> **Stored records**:

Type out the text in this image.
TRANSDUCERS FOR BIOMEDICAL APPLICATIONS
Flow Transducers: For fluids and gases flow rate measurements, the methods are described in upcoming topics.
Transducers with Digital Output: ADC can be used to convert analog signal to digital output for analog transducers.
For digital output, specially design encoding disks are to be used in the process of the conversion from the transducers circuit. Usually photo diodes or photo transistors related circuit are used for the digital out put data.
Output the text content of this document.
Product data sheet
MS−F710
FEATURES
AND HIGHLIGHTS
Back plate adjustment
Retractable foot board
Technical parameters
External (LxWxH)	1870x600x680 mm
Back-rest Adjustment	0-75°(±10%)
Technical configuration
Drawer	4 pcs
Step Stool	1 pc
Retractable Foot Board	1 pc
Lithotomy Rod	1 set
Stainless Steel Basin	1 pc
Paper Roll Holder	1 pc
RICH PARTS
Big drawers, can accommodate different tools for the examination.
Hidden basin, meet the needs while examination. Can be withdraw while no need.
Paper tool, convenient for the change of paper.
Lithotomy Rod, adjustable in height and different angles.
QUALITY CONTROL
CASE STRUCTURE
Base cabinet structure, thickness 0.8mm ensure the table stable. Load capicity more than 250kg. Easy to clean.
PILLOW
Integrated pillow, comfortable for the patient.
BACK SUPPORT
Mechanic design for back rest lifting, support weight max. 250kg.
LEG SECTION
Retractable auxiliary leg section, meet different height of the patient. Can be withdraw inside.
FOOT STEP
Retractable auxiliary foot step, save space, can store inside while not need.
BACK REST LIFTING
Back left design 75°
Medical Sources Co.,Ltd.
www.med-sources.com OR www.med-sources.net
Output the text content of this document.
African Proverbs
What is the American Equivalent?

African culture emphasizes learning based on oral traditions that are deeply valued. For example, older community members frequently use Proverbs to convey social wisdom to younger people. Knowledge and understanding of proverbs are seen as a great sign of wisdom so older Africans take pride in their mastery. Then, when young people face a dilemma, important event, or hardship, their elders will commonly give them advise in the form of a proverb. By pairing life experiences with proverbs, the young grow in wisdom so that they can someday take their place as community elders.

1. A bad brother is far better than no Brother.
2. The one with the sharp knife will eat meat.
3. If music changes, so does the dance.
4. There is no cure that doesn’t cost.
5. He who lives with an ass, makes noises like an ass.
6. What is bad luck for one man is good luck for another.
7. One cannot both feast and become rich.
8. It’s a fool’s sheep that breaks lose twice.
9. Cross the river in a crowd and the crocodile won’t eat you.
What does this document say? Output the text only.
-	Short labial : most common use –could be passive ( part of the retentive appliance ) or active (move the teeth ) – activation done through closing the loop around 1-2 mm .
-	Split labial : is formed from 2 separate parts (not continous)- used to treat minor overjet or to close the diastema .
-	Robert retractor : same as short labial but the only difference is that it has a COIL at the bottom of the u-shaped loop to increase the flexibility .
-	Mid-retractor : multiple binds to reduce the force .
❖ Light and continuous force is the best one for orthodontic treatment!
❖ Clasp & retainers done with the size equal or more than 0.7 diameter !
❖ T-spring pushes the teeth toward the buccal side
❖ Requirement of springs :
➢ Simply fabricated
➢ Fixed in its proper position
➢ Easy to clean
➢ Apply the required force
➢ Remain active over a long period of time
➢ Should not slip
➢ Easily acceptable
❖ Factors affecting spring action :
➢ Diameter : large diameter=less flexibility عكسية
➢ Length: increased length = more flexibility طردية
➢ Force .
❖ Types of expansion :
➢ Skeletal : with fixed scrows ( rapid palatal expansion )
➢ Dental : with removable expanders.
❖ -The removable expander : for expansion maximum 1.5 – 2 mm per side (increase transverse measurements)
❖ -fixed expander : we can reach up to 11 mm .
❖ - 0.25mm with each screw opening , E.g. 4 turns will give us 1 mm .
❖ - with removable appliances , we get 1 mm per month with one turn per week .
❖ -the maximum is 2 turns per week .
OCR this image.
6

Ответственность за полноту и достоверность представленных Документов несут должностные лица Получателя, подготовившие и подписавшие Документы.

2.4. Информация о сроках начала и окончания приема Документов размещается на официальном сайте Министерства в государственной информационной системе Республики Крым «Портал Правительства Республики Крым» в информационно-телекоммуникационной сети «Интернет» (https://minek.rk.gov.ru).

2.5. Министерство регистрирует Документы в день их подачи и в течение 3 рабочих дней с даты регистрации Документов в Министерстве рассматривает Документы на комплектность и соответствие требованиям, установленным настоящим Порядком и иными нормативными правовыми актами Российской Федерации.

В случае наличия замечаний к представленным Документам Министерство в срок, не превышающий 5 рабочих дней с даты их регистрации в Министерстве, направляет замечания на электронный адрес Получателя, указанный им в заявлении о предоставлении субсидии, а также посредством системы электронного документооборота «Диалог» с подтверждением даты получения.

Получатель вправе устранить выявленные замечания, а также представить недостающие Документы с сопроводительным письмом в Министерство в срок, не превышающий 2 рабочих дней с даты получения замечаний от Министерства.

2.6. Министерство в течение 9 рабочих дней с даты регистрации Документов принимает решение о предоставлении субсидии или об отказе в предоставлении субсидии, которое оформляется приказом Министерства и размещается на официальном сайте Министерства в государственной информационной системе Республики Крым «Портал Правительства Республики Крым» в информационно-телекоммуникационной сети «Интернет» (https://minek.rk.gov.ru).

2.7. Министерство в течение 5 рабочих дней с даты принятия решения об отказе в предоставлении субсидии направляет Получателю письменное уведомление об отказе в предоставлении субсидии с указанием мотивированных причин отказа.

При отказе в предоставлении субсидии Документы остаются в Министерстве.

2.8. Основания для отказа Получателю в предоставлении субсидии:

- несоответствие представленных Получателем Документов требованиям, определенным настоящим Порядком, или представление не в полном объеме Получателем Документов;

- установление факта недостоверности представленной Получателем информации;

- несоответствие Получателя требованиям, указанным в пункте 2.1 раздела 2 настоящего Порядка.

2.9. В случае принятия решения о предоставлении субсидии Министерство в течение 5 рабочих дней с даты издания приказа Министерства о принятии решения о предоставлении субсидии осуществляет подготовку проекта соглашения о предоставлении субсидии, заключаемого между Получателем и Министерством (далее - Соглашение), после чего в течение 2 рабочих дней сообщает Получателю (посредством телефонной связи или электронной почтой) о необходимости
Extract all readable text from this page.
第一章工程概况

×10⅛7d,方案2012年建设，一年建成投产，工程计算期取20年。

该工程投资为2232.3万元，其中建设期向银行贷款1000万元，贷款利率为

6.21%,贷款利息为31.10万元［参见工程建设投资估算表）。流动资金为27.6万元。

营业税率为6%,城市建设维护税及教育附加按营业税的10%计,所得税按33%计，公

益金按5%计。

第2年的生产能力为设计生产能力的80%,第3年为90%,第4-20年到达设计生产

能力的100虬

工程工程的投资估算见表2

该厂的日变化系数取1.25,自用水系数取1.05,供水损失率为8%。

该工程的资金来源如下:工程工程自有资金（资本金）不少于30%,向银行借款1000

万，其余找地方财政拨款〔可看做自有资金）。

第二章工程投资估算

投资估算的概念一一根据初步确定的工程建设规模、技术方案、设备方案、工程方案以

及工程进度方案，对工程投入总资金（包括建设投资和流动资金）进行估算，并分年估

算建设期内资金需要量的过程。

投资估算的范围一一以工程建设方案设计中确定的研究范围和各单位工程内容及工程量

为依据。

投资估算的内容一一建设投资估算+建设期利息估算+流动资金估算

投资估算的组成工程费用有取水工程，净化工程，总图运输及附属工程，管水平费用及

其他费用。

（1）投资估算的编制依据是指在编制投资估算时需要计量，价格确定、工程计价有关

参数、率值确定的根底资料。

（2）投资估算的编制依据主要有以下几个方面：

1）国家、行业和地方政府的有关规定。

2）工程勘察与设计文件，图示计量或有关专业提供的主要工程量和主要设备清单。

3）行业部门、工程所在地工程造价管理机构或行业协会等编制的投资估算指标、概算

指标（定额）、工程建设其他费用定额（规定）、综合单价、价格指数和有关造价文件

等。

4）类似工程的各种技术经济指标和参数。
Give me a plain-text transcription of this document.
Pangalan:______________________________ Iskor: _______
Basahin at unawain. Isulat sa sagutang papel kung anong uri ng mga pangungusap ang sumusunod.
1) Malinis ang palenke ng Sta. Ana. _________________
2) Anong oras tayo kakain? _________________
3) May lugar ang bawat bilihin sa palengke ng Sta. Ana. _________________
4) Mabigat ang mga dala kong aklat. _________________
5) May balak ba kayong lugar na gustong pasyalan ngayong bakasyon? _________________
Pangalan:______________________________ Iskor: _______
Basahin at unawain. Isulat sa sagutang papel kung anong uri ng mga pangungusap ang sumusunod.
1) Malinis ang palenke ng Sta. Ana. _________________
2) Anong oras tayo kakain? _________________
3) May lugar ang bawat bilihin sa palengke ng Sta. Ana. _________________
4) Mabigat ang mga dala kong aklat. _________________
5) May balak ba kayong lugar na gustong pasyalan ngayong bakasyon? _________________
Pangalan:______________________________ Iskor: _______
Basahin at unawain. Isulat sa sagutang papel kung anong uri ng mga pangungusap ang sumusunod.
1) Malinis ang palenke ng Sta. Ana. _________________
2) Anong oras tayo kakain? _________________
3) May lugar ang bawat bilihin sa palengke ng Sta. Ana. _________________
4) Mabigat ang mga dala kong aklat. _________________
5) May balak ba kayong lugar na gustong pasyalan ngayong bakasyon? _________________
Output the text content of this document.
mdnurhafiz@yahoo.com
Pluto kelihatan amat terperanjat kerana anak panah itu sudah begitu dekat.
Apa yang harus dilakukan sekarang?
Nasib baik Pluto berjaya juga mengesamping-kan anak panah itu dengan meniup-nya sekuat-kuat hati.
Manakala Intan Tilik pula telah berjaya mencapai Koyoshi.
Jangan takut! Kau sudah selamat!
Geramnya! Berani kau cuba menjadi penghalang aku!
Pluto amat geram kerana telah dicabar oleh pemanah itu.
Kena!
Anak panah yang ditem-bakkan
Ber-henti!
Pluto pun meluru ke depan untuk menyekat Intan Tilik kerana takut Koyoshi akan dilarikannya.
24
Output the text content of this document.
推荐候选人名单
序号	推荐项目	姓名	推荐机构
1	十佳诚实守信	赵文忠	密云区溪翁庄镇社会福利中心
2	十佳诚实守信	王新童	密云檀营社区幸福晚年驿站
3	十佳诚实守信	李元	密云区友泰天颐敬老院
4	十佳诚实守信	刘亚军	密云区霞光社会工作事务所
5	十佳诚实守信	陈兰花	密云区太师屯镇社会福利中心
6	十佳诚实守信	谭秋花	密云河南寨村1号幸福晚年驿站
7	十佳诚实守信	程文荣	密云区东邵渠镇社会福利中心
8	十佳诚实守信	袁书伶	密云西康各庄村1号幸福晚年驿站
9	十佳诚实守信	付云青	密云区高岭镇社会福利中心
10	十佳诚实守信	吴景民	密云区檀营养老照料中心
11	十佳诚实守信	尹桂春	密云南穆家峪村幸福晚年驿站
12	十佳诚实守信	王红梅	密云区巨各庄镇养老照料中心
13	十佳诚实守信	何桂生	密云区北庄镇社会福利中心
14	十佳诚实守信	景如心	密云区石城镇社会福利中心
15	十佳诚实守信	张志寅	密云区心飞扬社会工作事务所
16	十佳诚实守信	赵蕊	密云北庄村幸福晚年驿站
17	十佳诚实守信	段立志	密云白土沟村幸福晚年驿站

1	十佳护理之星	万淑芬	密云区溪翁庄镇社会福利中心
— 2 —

> **SHORT EXERCISE**:
Find all the lines containing "Pluto" in the material, then copy them.

> **SOLUTION FOR THIS PROBLEM**:
Pluto kelihatan amat terperanjat kerana anak panah itu sudah begitu dekat.
Nasib baik Pluto berjaya juga mengesamping-kan anak panah itu dengan meniup-nya sekuat-kuat hati.
Pluto amat geram kerana telah dicabar oleh pemanah itu.
Pluto pun meluru ke depan untuk menyekat Intan Tilik kerana takut Koyoshi akan dilarikannya.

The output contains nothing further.